> _Aim_
List each line holding the string "farming".

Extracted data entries
================

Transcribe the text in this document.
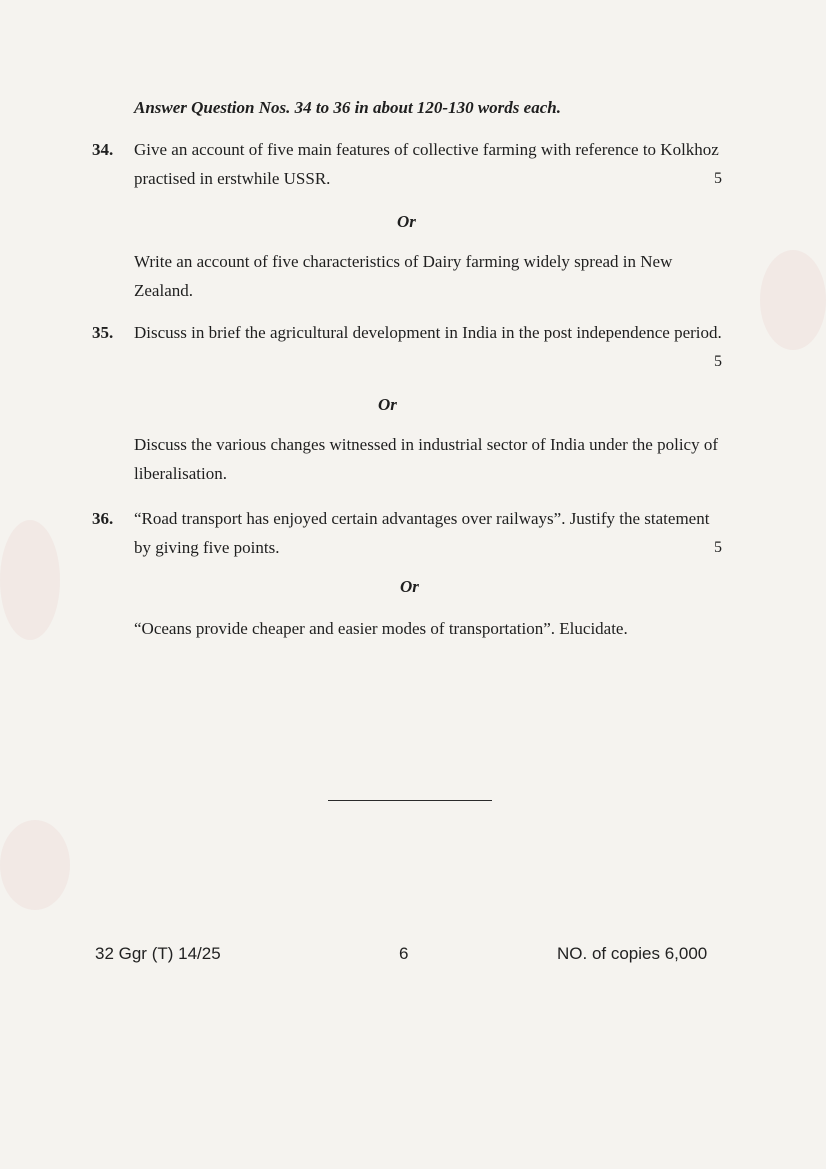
Answer Question Nos. 34 to 36 in about 120-130 words each.
34. Give an account of five main features of collective farming with reference to Kolkhoz practised in erstwhile USSR.	5
Or
Write an account of five characteristics of Dairy farming widely spread in New Zealand.
35. Discuss in brief the agricultural development in India in the post independence period.
5
Or
Discuss the various changes witnessed in industrial sector of India under the policy of liberalisation.
36. “Road transport has enjoyed certain advantages over railways”. Justify the statement by giving five points.	5
Or
“Oceans provide cheaper and easier modes of transportation”. Elucidate.
32 Ggr (T) 14/25	6	NO. of copies 6,000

================

> _The answer_
34. Give an account of five main features of collective farming with reference to Kolkhoz practised in erstwhile USSR.	5
Write an account of five characteristics of Dairy farming widely spread in New Zealand.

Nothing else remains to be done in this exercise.